[Entries with figure data]
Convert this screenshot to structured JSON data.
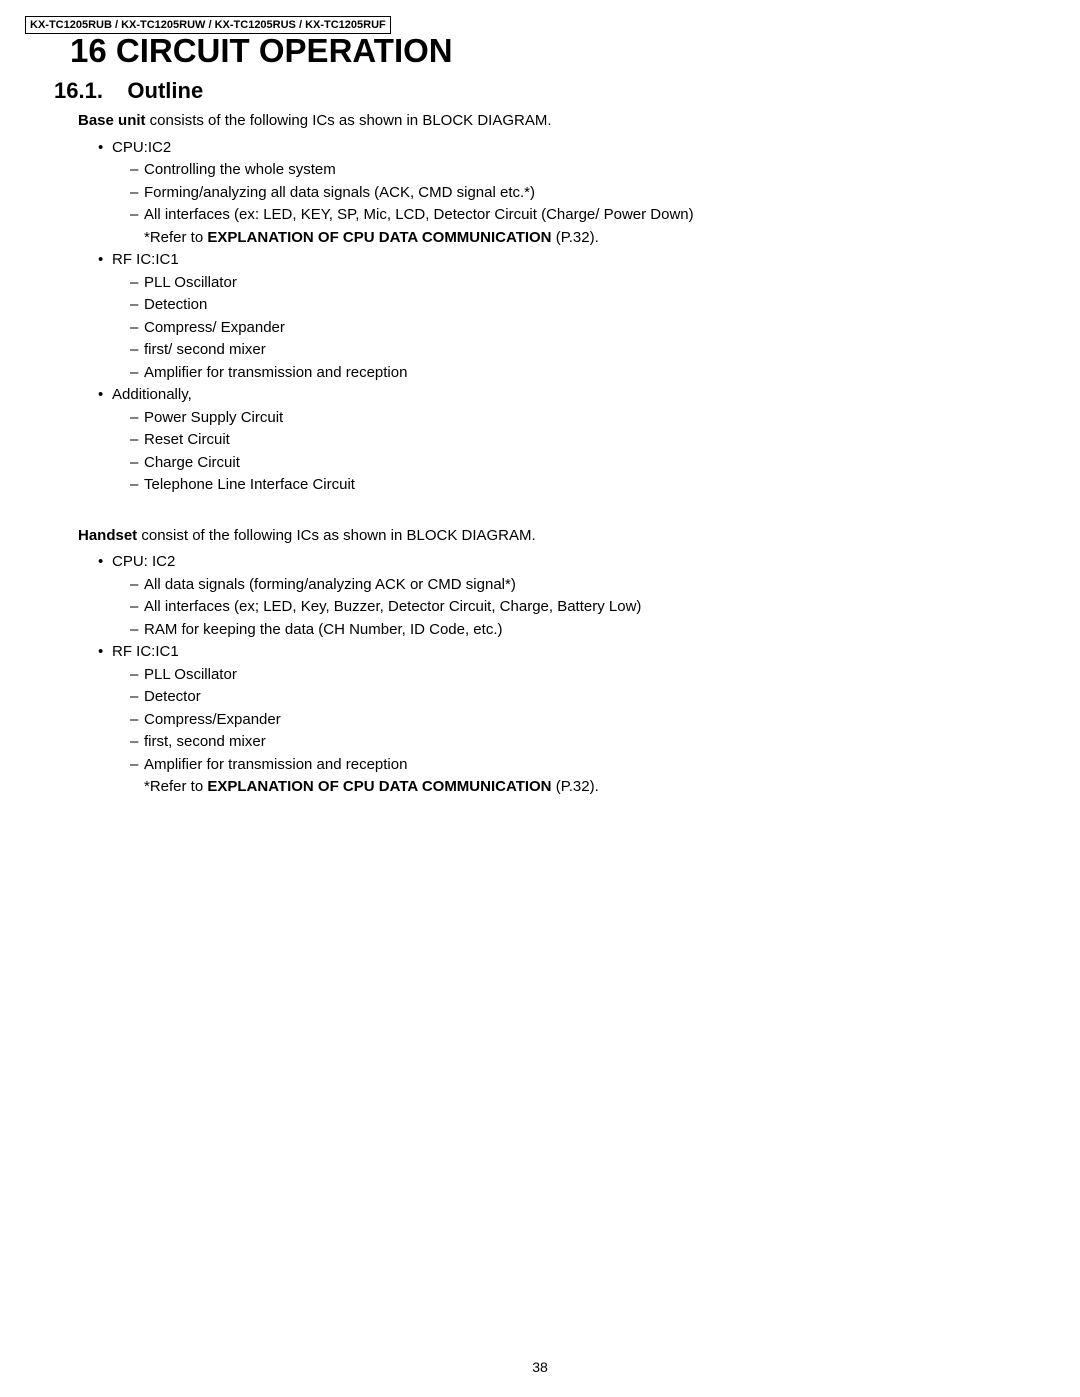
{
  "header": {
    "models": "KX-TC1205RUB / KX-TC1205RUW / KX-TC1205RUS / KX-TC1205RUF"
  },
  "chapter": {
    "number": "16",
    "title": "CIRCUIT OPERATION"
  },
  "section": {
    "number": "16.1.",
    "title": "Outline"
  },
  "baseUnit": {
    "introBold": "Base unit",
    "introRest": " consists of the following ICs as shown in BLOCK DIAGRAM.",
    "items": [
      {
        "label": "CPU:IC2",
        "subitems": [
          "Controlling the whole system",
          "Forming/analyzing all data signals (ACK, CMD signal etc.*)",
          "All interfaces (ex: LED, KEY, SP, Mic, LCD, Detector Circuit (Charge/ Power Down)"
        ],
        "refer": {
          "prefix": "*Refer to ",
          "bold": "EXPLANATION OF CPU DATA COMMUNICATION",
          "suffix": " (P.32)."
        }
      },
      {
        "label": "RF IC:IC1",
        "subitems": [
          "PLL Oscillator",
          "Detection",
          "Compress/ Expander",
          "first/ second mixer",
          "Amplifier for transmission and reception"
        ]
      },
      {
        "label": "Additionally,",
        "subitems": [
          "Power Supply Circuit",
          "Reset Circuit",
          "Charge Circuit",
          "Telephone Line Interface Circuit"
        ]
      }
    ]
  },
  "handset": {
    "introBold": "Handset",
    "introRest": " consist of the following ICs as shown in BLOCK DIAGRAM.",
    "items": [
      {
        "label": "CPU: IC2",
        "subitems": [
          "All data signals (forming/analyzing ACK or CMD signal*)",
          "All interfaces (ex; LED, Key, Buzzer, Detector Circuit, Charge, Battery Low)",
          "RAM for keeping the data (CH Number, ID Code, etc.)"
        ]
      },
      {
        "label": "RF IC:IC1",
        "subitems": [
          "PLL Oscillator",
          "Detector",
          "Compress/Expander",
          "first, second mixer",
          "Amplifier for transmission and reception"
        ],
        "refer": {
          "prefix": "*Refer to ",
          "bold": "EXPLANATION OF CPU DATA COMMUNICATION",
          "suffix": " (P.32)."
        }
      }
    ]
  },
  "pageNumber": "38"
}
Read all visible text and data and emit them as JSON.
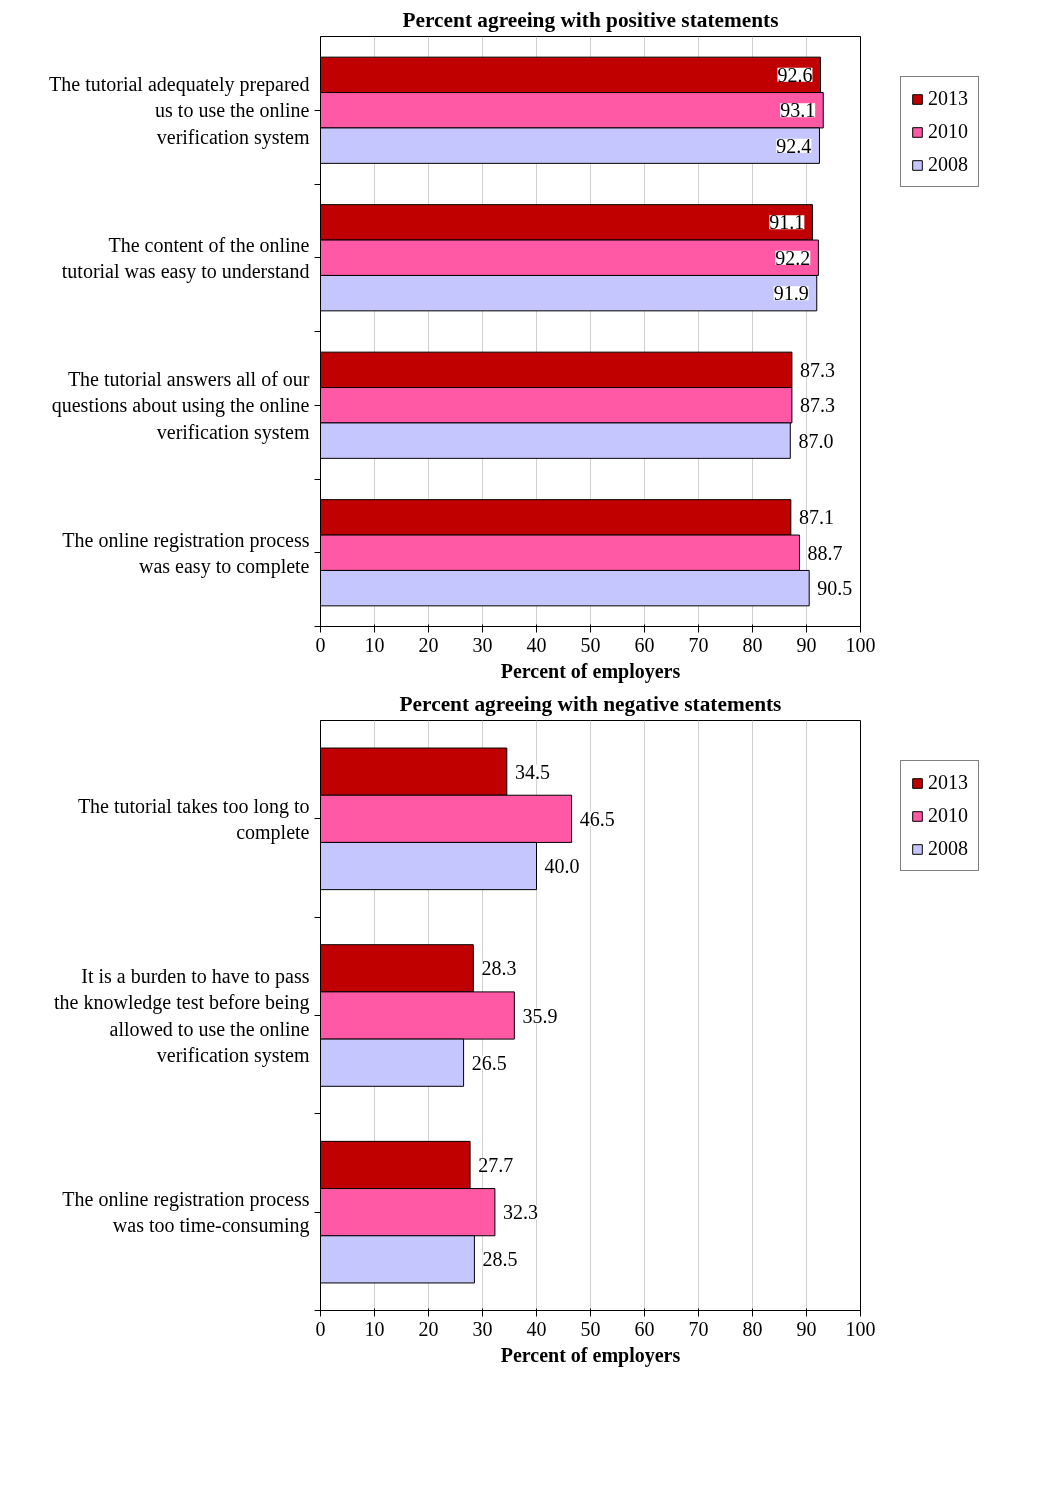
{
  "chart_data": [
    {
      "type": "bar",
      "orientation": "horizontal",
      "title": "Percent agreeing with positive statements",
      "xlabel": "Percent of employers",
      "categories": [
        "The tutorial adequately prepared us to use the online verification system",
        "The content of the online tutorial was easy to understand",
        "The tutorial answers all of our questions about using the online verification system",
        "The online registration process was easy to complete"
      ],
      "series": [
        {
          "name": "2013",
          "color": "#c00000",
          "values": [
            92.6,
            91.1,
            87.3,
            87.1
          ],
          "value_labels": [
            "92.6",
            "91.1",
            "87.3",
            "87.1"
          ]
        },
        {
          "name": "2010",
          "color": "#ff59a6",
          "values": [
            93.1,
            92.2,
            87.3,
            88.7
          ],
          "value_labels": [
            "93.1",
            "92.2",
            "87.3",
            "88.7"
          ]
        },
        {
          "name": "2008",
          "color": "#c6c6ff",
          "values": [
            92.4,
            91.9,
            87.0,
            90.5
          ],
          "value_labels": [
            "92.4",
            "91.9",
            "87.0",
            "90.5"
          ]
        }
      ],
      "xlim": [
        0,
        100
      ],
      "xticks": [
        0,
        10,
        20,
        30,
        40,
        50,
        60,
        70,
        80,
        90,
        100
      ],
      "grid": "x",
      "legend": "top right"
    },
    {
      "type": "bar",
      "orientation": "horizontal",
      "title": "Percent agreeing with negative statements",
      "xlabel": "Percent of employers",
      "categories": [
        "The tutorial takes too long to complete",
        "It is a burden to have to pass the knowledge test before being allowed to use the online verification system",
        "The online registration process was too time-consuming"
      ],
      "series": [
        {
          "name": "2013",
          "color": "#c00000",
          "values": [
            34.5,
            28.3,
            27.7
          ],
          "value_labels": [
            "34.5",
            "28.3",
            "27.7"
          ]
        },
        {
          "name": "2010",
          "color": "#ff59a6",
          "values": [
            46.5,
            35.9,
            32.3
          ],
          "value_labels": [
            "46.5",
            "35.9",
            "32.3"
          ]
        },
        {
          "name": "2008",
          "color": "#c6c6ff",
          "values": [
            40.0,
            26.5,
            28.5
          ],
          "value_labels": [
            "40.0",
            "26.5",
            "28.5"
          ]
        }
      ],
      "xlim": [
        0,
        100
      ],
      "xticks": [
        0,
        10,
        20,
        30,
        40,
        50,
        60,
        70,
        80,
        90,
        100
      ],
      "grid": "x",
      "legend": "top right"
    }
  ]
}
* * *
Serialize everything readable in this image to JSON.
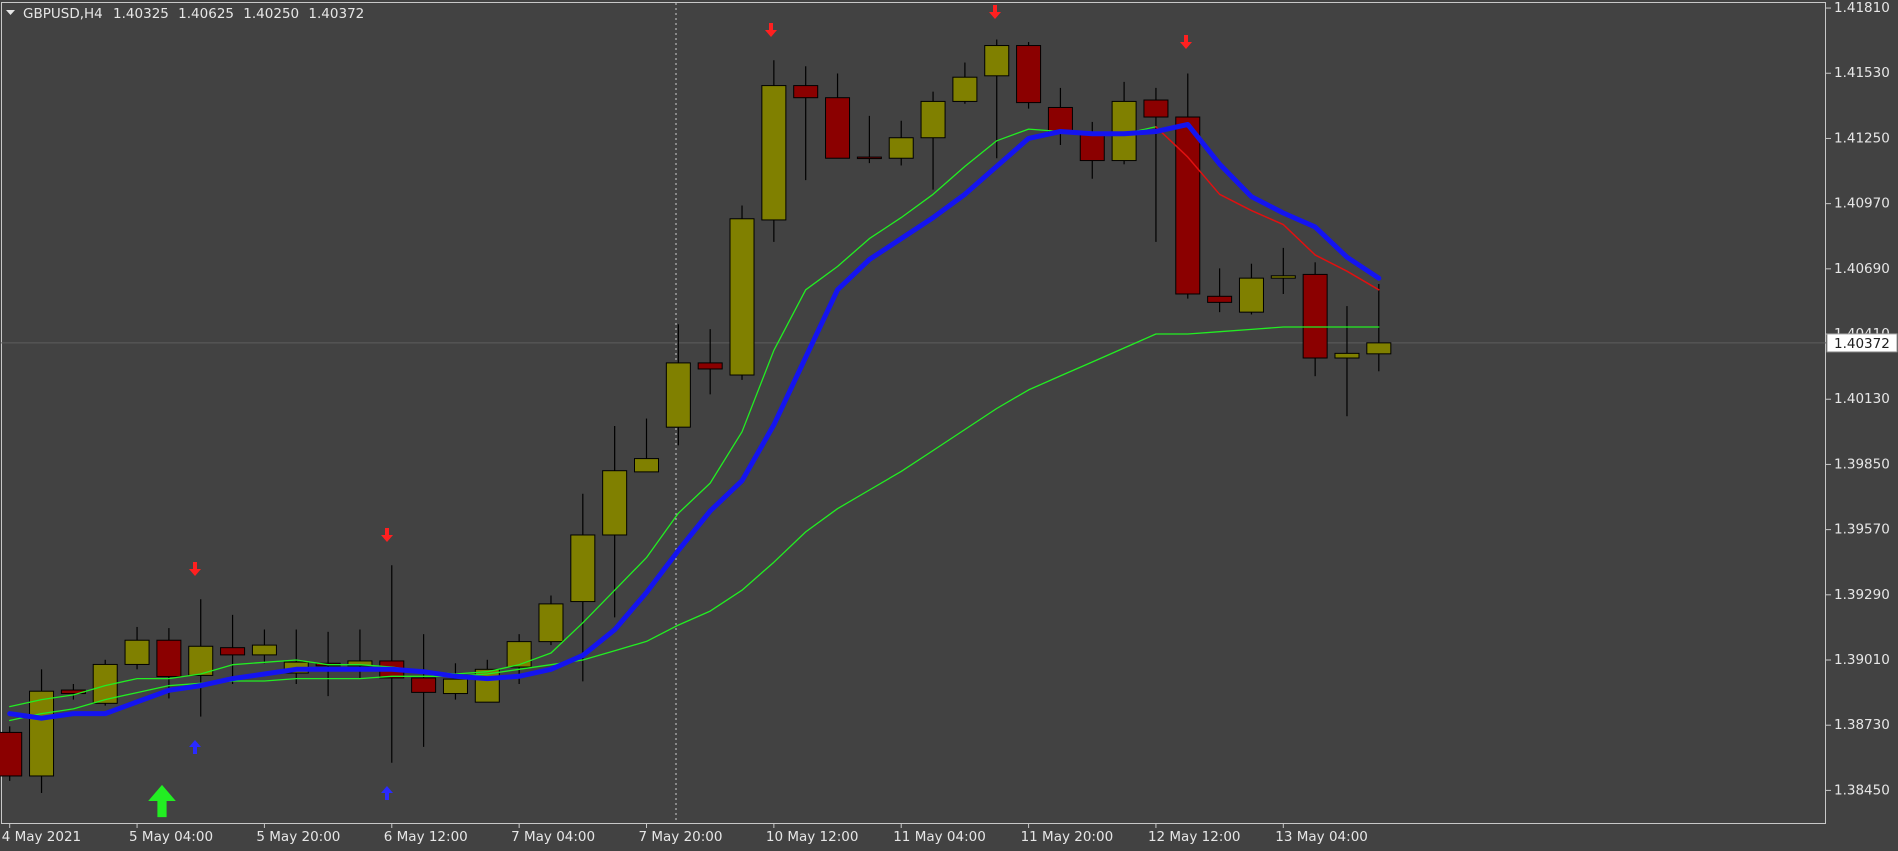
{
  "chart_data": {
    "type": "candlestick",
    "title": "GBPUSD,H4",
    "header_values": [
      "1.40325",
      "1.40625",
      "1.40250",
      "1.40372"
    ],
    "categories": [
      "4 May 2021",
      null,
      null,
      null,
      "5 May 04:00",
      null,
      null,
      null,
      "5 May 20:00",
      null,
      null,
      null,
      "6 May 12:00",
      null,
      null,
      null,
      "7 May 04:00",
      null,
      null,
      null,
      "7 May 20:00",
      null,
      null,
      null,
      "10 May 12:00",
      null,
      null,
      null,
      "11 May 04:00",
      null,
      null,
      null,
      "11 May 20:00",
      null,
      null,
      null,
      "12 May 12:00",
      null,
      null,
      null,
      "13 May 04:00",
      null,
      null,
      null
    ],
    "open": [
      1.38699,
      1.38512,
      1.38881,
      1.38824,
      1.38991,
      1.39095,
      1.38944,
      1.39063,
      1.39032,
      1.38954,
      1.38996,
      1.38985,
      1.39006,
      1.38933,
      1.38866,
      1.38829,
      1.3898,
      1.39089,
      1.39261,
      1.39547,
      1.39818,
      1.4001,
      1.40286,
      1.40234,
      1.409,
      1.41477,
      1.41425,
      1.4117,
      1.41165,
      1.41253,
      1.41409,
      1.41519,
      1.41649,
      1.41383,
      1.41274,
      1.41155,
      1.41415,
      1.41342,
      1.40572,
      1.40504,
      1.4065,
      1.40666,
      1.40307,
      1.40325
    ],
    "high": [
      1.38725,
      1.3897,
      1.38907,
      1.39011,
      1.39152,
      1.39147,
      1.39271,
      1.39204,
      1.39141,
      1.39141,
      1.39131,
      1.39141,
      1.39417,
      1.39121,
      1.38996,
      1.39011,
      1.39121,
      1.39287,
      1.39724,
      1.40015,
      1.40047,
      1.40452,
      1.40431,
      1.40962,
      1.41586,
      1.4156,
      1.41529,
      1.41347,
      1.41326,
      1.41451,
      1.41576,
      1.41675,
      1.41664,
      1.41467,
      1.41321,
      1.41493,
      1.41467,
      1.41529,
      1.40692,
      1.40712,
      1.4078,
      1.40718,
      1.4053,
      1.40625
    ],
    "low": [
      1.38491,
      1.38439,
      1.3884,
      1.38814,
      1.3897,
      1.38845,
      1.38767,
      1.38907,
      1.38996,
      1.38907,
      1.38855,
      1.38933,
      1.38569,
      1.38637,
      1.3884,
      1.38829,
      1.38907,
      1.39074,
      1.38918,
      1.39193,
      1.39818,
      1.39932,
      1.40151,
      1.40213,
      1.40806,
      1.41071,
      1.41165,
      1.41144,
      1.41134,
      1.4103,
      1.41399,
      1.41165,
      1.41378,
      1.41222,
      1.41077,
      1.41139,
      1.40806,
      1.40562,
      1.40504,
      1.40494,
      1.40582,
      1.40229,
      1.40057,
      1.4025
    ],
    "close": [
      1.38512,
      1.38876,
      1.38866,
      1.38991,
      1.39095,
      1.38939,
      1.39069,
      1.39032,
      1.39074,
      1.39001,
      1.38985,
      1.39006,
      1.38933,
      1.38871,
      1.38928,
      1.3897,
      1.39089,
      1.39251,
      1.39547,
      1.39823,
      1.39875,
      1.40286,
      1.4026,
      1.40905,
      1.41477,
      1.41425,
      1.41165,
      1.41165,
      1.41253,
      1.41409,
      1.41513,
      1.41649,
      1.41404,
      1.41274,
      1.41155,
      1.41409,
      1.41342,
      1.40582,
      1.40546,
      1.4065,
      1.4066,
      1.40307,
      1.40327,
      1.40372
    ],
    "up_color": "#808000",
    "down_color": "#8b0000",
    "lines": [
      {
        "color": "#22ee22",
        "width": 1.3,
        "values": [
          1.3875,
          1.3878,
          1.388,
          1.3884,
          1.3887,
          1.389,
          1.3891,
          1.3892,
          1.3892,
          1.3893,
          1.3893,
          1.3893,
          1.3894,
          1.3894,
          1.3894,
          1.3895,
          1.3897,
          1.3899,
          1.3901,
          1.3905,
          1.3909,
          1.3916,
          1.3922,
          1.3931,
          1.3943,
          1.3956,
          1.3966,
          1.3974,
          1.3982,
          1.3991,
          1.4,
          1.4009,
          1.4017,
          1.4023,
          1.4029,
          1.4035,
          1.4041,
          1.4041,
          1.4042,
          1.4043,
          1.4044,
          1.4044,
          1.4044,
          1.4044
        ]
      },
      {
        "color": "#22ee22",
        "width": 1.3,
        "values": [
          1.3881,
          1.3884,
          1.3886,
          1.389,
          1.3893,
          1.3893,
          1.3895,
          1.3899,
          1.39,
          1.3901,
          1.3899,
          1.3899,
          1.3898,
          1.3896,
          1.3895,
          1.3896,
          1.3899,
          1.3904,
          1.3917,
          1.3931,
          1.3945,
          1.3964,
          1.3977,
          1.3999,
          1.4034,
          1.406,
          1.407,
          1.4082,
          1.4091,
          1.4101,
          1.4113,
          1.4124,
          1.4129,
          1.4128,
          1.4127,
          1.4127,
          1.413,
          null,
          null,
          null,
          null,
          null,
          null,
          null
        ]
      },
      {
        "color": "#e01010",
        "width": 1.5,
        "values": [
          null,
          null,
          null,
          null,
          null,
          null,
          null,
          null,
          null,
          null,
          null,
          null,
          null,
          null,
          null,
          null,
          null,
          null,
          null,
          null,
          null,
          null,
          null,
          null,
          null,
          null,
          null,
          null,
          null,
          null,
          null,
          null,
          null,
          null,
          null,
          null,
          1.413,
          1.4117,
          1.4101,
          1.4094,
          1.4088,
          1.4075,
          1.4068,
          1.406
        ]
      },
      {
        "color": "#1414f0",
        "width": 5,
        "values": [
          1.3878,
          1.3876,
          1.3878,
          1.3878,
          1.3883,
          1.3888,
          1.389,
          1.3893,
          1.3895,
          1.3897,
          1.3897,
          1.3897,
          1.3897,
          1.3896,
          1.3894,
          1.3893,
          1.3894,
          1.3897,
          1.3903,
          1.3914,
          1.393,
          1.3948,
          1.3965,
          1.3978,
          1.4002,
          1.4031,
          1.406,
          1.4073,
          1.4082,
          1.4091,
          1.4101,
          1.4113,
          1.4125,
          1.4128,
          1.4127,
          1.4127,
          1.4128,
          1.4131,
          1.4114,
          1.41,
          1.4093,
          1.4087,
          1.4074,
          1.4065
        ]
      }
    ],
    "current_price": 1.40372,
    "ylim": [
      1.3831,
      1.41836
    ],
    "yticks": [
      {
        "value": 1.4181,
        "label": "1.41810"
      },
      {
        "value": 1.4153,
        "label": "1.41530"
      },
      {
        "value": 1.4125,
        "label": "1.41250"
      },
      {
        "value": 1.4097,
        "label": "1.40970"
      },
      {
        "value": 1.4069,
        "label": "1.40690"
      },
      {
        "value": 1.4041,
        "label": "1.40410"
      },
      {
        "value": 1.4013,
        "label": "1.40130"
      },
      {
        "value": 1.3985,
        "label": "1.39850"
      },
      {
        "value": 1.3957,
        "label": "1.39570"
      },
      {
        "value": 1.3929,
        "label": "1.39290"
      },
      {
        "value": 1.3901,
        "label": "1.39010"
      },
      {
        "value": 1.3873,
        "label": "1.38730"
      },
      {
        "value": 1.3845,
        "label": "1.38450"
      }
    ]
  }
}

Work required>
Give the count of lines that hold the word "process", with nothing added.

Written solution>
2